**Objective:**
Locate the line containing "Convert this document image to plain text." in the material below. Copy that line and all following lines through the end exactly, omitting any pictures.

**Entries:**
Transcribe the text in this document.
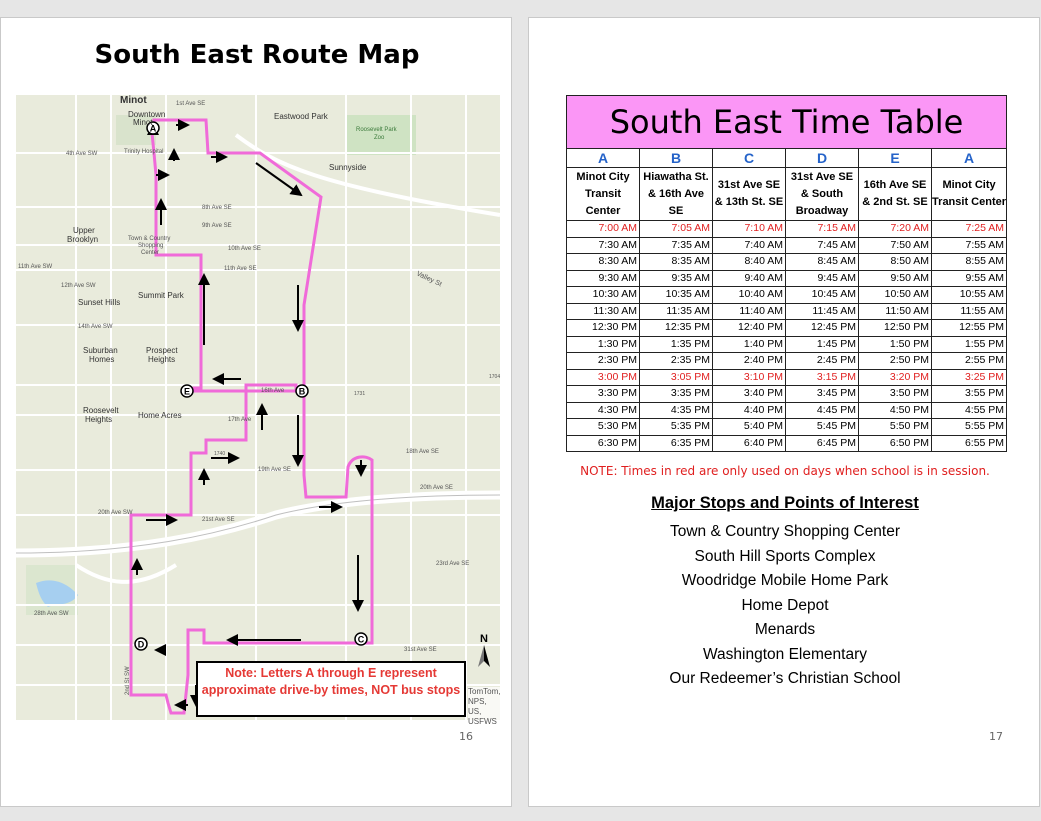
South East Route Map
A
B
C
D
E
Minot
Downtown
Minot
Eastwood Park
Roosevelt Park
Zoo
Trinity Hospital
Sunnyside
Upper
Brooklyn	Town & Country
Shopping
Center
Sunset Hills
Summit Park
Suburban
Homes
Prospect
Heights
Roosevelt
Heights	Home Acres
1st Ave SE
4th Ave SW
8th Ave SE
9th Ave SE
10th Ave SE
11th Ave SE
11th Ave SW
12th Ave SW
14th Ave SW
16th Ave
17th Ave
18th Ave SE
19th Ave SE
20th Ave SE
20th Ave SW
21st Ave SE
23rd Ave SE
28th Ave SW
31st Ave SE
Valley St
1704
1731
1740
2nd St SW
N
TomTom, NPS, US, USFWS
Note: Letters A through E represent approximate drive-by times, NOT bus stops
16
South East Time Table					
A	B	C	D	E	A
Minot City Transit Center	Hiawatha St. & 16th Ave SE	31st Ave SE & 13th St. SE	31st Ave SE & South Broadway	16th Ave SE & 2nd St. SE	Minot City Transit Center
7:00 AM	7:05 AM	7:10 AM	7:15 AM	7:20 AM	7:25 AM
7:30 AM	7:35 AM	7:40 AM	7:45 AM	7:50 AM	7:55 AM
8:30 AM	8:35 AM	8:40 AM	8:45 AM	8:50 AM	8:55 AM
9:30 AM	9:35 AM	9:40 AM	9:45 AM	9:50 AM	9:55 AM
10:30 AM	10:35 AM	10:40 AM	10:45 AM	10:50 AM	10:55 AM
11:30 AM	11:35 AM	11:40 AM	11:45 AM	11:50 AM	11:55 AM
12:30 PM	12:35 PM	12:40 PM	12:45 PM	12:50 PM	12:55 PM
1:30 PM	1:35 PM	1:40 PM	1:45 PM	1:50 PM	1:55 PM
2:30 PM	2:35 PM	2:40 PM	2:45 PM	2:50 PM	2:55 PM
3:00 PM	3:05 PM	3:10 PM	3:15 PM	3:20 PM	3:25 PM
3:30 PM	3:35 PM	3:40 PM	3:45 PM	3:50 PM	3:55 PM
4:30 PM	4:35 PM	4:40 PM	4:45 PM	4:50 PM	4:55 PM
5:30 PM	5:35 PM	5:40 PM	5:45 PM	5:50 PM	5:55 PM
6:30 PM	6:35 PM	6:40 PM	6:45 PM	6:50 PM	6:55 PM
NOTE: Times in red are only used on days when school is in session.
Major Stops and Points of Interest
Town & Country Shopping Center
South Hill Sports Complex
Woodridge Mobile Home Park
Home Depot
Menards
Washington Elementary
Our Redeemer’s Christian School
17
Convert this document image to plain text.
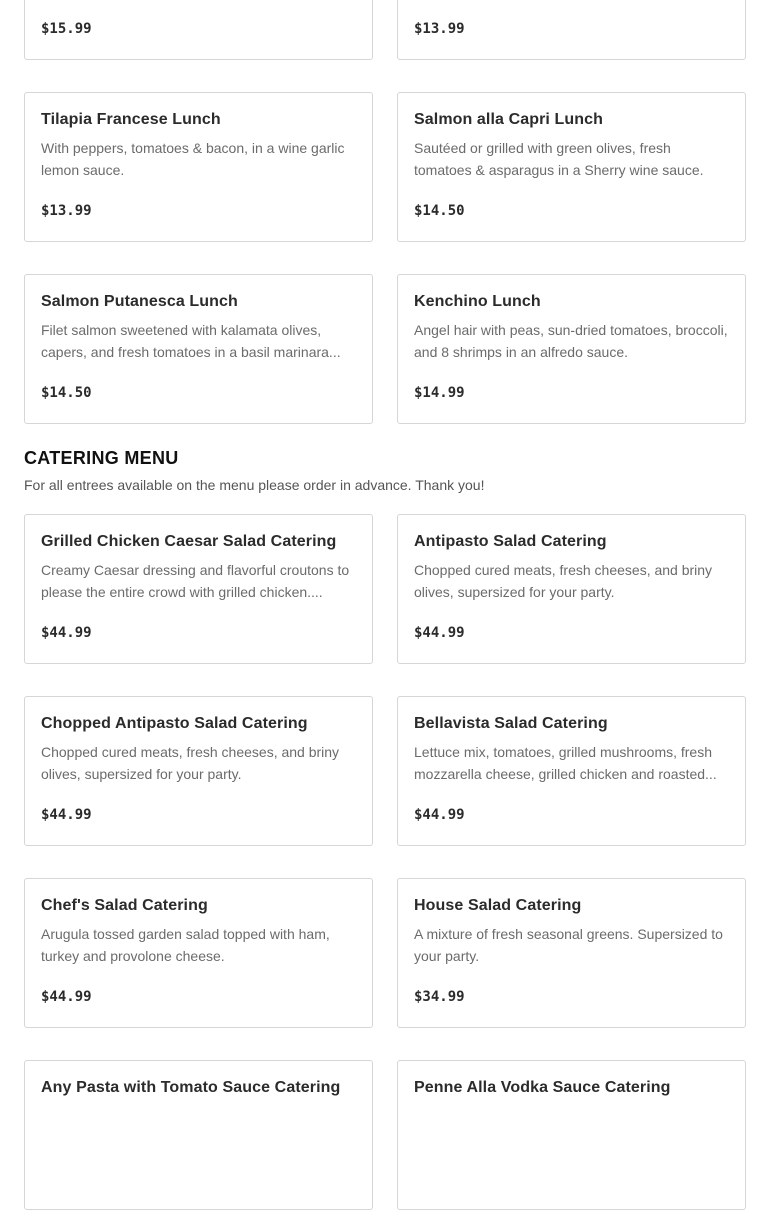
$15.99	$13.99
Tilapia Francese Lunch
With peppers, tomatoes & bacon, in a wine garlic lemon sauce.
$13.99
Salmon alla Capri Lunch
Sautéed or grilled with green olives, fresh tomatoes & asparagus in a Sherry wine sauce.
$14.50
Salmon Putanesca Lunch
Filet salmon sweetened with kalamata olives, capers, and fresh tomatoes in a basil marinara...
$14.50
Kenchino Lunch
Angel hair with peas, sun-dried tomatoes, broccoli, and 8 shrimps in an alfredo sauce.
$14.99
CATERING MENU

For all entrees available on the menu please order in advance. Thank you!

Grilled Chicken Caesar Salad Catering
Creamy Caesar dressing and flavorful croutons to please the entire crowd with grilled chicken....
$44.99
Antipasto Salad Catering
Chopped cured meats, fresh cheeses, and briny olives, supersized for your party.
$44.99
Chopped Antipasto Salad Catering
Chopped cured meats, fresh cheeses, and briny olives, supersized for your party.
$44.99
Bellavista Salad Catering
Lettuce mix, tomatoes, grilled mushrooms, fresh mozzarella cheese, grilled chicken and roasted...
$44.99
Chef's Salad Catering
Arugula tossed garden salad topped with ham, turkey and provolone cheese.
$44.99
House Salad Catering
A mixture of fresh seasonal greens. Supersized to your party.
$34.99
Any Pasta with Tomato Sauce Catering	Penne Alla Vodka Sauce Catering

**Completed task:**
Convert this document image to plain text.
$15.99	$13.99
Tilapia Francese Lunch
With peppers, tomatoes & bacon, in a wine garlic lemon sauce.
$13.99
Salmon alla Capri Lunch
Sautéed or grilled with green olives, fresh tomatoes & asparagus in a Sherry wine sauce.
$14.50
Salmon Putanesca Lunch
Filet salmon sweetened with kalamata olives, capers, and fresh tomatoes in a basil marinara...
$14.50
Kenchino Lunch
Angel hair with peas, sun-dried tomatoes, broccoli, and 8 shrimps in an alfredo sauce.
$14.99
CATERING MENU

For all entrees available on the menu please order in advance. Thank you!

Grilled Chicken Caesar Salad Catering
Creamy Caesar dressing and flavorful croutons to please the entire crowd with grilled chicken....
$44.99
Antipasto Salad Catering
Chopped cured meats, fresh cheeses, and briny olives, supersized for your party.
$44.99
Chopped Antipasto Salad Catering
Chopped cured meats, fresh cheeses, and briny olives, supersized for your party.
$44.99
Bellavista Salad Catering
Lettuce mix, tomatoes, grilled mushrooms, fresh mozzarella cheese, grilled chicken and roasted...
$44.99
Chef's Salad Catering
Arugula tossed garden salad topped with ham, turkey and provolone cheese.
$44.99
House Salad Catering
A mixture of fresh seasonal greens. Supersized to your party.
$34.99
Any Pasta with Tomato Sauce Catering	Penne Alla Vodka Sauce Catering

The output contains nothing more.